» **AIM**
Which lines of the records contain "JSON"? Collect every one of them.

--- Begin MATERIAL PROVIDED ---

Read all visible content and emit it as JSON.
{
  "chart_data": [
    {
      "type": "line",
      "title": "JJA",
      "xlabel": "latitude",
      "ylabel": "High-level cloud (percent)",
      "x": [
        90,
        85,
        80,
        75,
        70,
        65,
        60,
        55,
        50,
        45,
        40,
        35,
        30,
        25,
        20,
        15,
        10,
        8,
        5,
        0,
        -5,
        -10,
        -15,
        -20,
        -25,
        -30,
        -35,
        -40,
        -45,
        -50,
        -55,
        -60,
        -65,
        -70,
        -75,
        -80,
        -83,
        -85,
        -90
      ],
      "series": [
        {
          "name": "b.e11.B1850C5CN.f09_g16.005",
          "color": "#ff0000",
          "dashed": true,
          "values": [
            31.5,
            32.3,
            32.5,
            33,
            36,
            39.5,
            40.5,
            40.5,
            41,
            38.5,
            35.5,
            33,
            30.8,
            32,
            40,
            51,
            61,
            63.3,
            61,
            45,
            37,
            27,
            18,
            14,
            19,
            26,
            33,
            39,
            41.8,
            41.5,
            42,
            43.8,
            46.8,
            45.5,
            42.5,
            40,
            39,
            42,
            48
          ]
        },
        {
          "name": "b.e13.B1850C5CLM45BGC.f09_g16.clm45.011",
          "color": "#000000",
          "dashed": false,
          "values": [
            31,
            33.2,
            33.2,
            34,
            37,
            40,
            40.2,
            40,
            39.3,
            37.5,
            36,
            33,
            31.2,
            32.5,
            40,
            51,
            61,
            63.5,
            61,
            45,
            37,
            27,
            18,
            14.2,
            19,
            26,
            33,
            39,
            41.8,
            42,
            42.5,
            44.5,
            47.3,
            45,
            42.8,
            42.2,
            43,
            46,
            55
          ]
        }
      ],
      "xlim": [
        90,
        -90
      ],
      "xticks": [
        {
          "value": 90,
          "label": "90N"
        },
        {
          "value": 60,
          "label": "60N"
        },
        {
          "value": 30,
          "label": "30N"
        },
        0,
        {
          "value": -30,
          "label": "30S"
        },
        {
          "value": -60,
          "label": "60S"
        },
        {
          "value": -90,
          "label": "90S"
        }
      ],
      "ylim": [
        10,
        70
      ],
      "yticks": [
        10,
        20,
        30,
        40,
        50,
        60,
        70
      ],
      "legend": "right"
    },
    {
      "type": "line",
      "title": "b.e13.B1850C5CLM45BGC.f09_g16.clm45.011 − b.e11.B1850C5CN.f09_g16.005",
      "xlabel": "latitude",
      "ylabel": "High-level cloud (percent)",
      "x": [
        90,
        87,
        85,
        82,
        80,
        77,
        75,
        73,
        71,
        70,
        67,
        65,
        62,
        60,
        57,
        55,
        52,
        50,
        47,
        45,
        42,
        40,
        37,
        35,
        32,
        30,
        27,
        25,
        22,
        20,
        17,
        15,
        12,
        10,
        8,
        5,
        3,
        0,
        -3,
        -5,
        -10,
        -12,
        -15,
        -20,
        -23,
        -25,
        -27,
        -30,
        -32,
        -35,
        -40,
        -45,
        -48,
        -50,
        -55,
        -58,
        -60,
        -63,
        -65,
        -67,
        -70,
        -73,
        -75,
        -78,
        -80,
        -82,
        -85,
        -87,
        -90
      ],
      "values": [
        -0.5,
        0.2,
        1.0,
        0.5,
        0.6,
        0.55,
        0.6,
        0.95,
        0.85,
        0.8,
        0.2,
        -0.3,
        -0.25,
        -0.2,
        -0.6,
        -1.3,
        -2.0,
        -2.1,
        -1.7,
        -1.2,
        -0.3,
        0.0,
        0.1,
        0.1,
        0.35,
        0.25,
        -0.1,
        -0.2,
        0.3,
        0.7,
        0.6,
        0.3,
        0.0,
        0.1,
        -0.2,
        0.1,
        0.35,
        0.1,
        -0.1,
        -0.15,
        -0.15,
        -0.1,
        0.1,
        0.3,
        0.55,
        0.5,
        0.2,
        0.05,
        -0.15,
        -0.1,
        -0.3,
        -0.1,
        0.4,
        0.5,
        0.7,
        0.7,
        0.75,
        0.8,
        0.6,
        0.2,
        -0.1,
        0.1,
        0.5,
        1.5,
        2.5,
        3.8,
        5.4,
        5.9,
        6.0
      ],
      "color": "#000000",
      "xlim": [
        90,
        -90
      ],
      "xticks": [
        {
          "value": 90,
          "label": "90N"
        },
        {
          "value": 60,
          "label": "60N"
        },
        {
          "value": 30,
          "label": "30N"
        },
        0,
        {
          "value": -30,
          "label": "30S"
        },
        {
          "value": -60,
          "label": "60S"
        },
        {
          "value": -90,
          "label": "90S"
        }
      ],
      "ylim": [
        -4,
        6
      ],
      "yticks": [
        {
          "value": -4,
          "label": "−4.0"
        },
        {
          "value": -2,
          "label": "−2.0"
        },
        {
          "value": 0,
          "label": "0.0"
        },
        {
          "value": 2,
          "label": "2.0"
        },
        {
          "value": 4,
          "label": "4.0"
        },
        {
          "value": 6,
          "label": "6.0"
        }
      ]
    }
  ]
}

--- End MATERIAL PROVIDED ---
--- Begin MATERIAL PROVIDED ---

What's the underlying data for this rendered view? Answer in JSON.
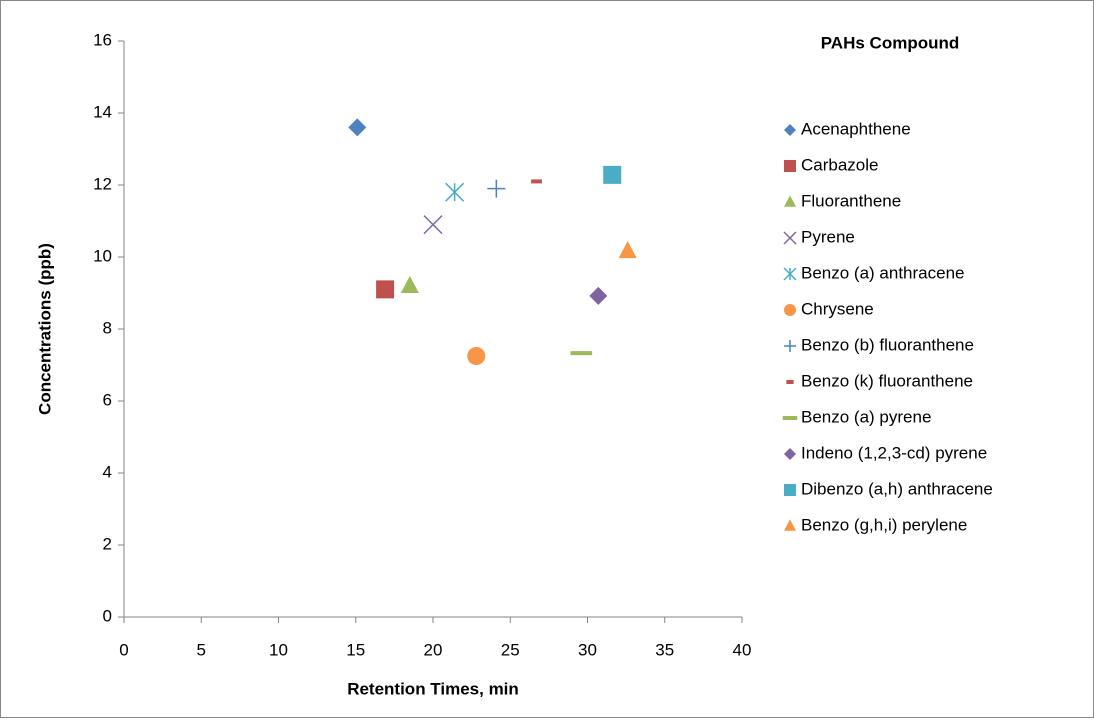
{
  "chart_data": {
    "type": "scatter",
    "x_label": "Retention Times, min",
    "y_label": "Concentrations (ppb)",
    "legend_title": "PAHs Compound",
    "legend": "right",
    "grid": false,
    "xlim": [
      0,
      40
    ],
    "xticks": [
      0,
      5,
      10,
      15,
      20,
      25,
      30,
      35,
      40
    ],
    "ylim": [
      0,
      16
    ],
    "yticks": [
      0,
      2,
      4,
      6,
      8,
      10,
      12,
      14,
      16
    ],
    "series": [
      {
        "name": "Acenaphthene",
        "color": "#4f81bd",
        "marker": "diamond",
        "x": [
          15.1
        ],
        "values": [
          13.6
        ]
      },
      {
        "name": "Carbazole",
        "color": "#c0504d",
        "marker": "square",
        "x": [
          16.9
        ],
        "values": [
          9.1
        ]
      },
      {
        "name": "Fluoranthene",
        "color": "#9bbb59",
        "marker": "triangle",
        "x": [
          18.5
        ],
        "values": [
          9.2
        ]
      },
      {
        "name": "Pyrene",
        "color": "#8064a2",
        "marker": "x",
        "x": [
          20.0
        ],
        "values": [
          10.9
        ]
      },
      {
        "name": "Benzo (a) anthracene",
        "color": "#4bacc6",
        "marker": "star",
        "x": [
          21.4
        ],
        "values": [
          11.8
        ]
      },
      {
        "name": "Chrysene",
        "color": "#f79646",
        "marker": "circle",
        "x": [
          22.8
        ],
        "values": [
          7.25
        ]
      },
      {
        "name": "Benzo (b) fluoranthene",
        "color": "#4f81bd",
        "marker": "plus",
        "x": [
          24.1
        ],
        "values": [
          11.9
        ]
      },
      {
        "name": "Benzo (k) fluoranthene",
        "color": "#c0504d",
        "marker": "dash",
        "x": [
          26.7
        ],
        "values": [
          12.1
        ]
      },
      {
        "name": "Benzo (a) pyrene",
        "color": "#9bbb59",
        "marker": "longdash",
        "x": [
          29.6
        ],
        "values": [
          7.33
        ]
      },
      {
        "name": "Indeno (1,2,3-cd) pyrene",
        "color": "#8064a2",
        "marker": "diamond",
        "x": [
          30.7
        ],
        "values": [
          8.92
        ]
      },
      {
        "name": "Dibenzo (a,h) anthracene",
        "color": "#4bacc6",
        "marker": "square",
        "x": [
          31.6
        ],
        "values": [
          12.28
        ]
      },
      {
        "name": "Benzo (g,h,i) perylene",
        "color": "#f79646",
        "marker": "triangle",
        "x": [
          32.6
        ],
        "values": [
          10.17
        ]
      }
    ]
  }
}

--- End MATERIAL PROVIDED ---

» **EXERCISE ANSWER**
Read all visible content and emit it as JSON.
What's the underlying data for this rendered view? Answer in JSON.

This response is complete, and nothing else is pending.